Locate every line below that contains the word "Scénario" and copy it.

Recorded information:

* * *

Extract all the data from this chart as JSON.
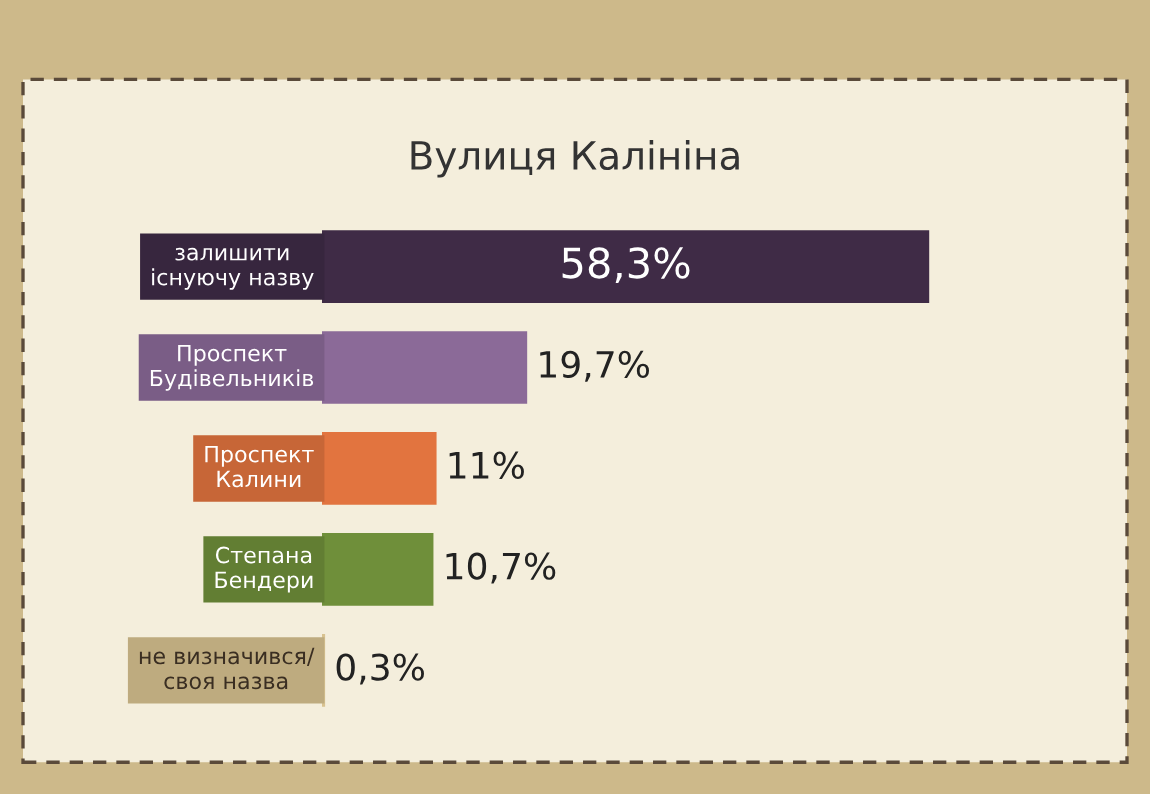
{
  "chart_data": {
    "type": "bar",
    "orientation": "horizontal",
    "title": "Вулиця Калініна",
    "categories": [
      "залишити\nіснуючу назву",
      "Проспект\nБудівельників",
      "Проспект\nКалини",
      "Степана\nБендери",
      "не визначився/\nсвоя назва"
    ],
    "values": [
      58.3,
      19.7,
      11,
      10.7,
      0.3
    ],
    "colors": [
      "#3f2b46",
      "#8b6a98",
      "#e2743f",
      "#6f8f3a",
      "#d8c290"
    ],
    "value_labels": [
      "58,3%",
      "19,7%",
      "11%",
      "10,7%",
      "0,3%"
    ],
    "data_labels": false
  }
}
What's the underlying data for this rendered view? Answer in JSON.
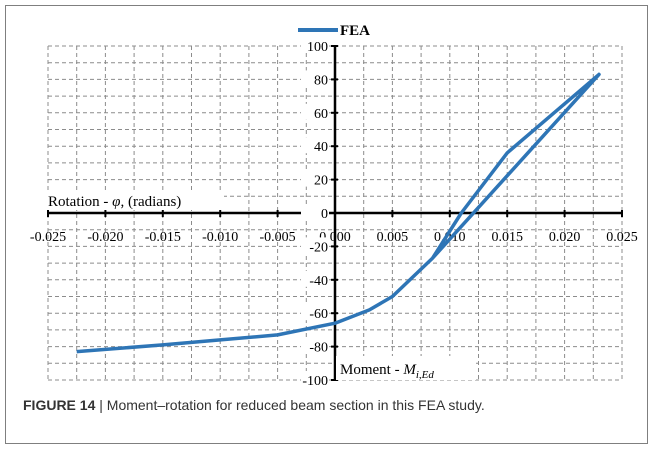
{
  "chart_data": {
    "type": "line",
    "series": [
      {
        "name": "FEA",
        "color": "#2e75b6",
        "x": [
          -0.0225,
          -0.015,
          -0.01,
          -0.005,
          0.0,
          0.003,
          0.005,
          0.0085,
          0.023,
          0.0085,
          0.011,
          0.015,
          0.023
        ],
        "y": [
          -83,
          -79,
          -76,
          -73,
          -66,
          -58,
          -50,
          -27,
          83,
          -27,
          0,
          36,
          83
        ]
      }
    ],
    "xlim": [
      -0.025,
      0.025
    ],
    "ylim": [
      -100,
      100
    ],
    "x_ticks": [
      "-0.025",
      "-0.020",
      "-0.015",
      "-0.010",
      "-0.005",
      "0.000",
      "0.005",
      "0.010",
      "0.015",
      "0.020",
      "0.025"
    ],
    "y_ticks": [
      "-100",
      "-80",
      "-60",
      "-40",
      "-20",
      "0",
      "20",
      "40",
      "60",
      "80",
      "100"
    ],
    "xlabel": "Rotation - φ, (radians)",
    "ylabel": "Moment - M_i,Ed",
    "grid": "dashed",
    "legend_position": "top-center"
  },
  "caption": {
    "label": "FIGURE 14",
    "text": "| Moment–rotation for reduced beam section in this FEA study."
  }
}
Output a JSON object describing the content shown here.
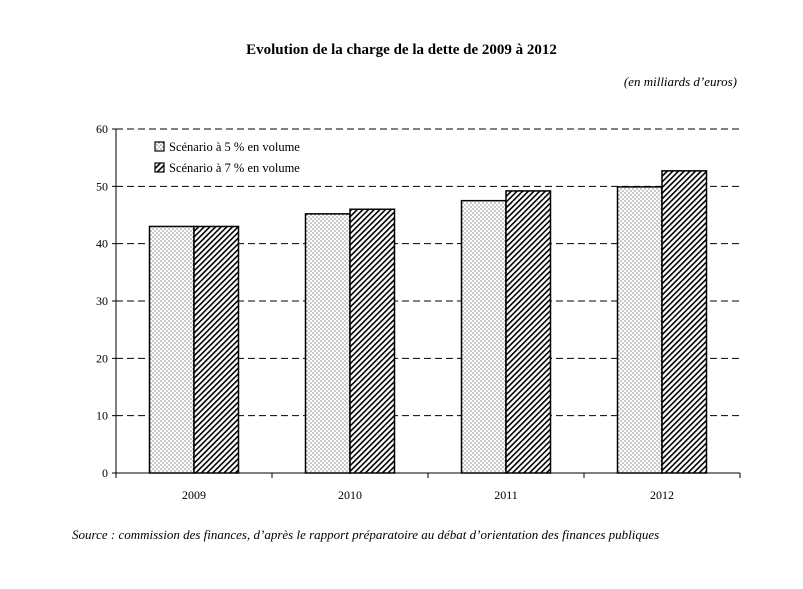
{
  "chart_data": {
    "type": "bar",
    "title": "Evolution de la charge de la dette de 2009 à 2012",
    "unit": "(en milliards d’euros)",
    "categories": [
      "2009",
      "2010",
      "2011",
      "2012"
    ],
    "series": [
      {
        "name": "Scénario à 5 % en volume",
        "values": [
          43,
          45.2,
          47.5,
          49.9
        ],
        "pattern": "dots"
      },
      {
        "name": "Scénario à 7 % en volume",
        "values": [
          43,
          46,
          49.2,
          52.7
        ],
        "pattern": "hatch"
      }
    ],
    "ylim": [
      0,
      60
    ],
    "yticks": [
      0,
      10,
      20,
      30,
      40,
      50,
      60
    ],
    "grid": true,
    "legend_position": "top-left",
    "xlabel": "",
    "ylabel": ""
  },
  "source": "Source : commission des finances, d’après le rapport préparatoire au débat d’orientation des finances publiques"
}
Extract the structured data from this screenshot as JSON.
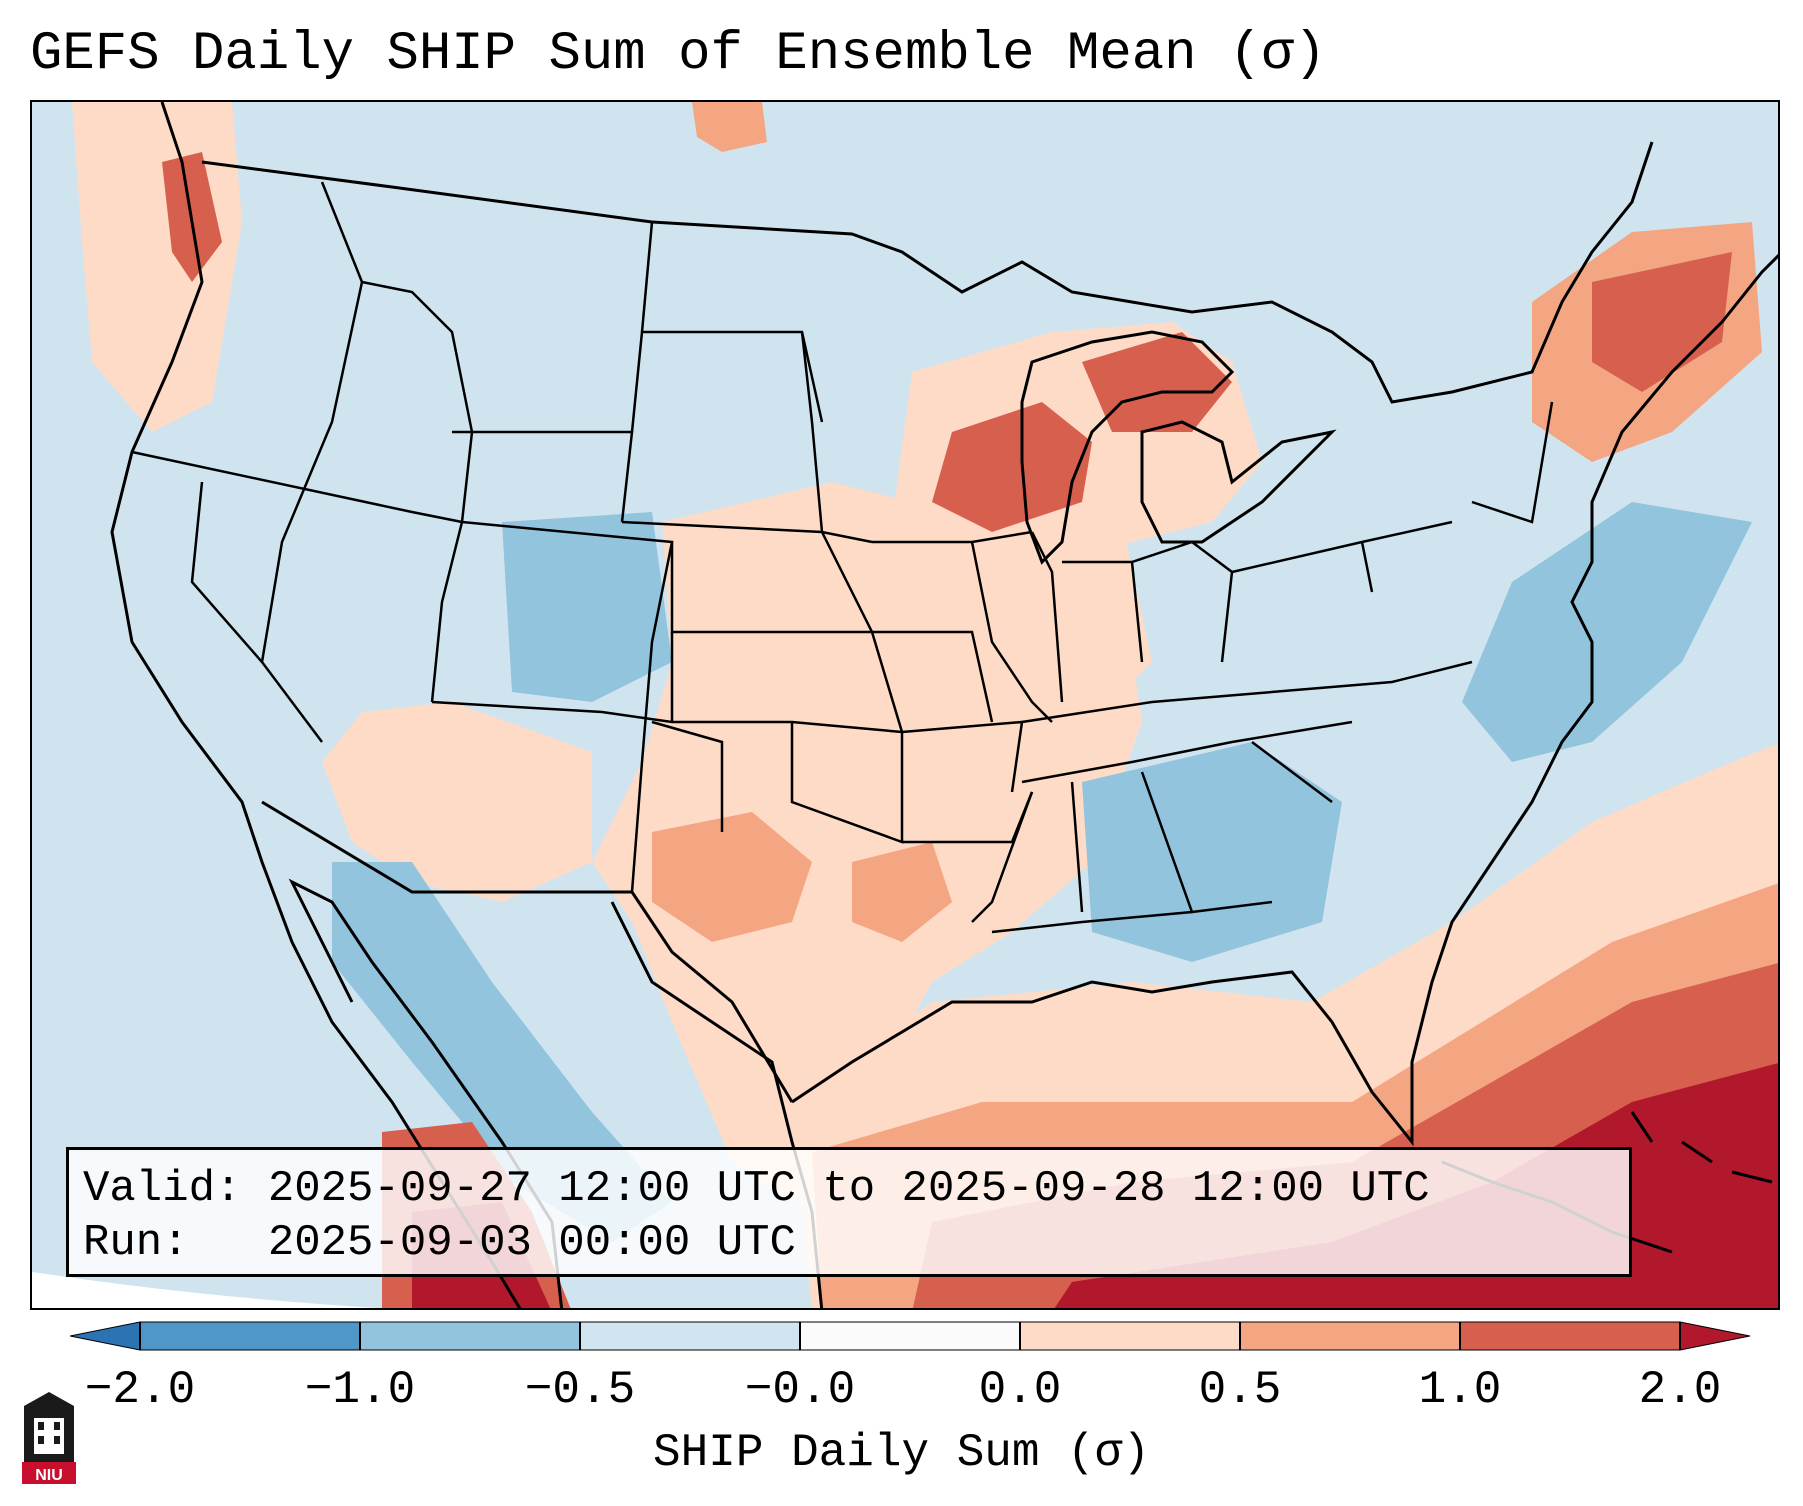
{
  "title": "GEFS Daily SHIP Sum of Ensemble Mean (σ)",
  "info": {
    "valid_label": "Valid:",
    "valid_value": "2025-09-27 12:00 UTC to 2025-09-28 12:00 UTC",
    "run_label": "Run:",
    "run_value": "2025-09-03 00:00 UTC"
  },
  "colorbar": {
    "label": "SHIP Daily Sum (σ)",
    "ticks": [
      "−2.0",
      "−1.0",
      "−0.5",
      "−0.0",
      "0.0",
      "0.5",
      "1.0",
      "2.0"
    ],
    "bins": [
      {
        "color": "#2c73b4"
      },
      {
        "color": "#4f97c9"
      },
      {
        "color": "#92c4de"
      },
      {
        "color": "#d1e5f0"
      },
      {
        "color": "#fbfbfb"
      },
      {
        "color": "#fddbc7"
      },
      {
        "color": "#f4a582"
      },
      {
        "color": "#d6604d"
      },
      {
        "color": "#b2182b"
      }
    ]
  },
  "logo_text": "NIU"
}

* * *

Exercise answer:
        "name": "Scénario à 5 % en volume",
        "name": "Scénario à 7 % en volume",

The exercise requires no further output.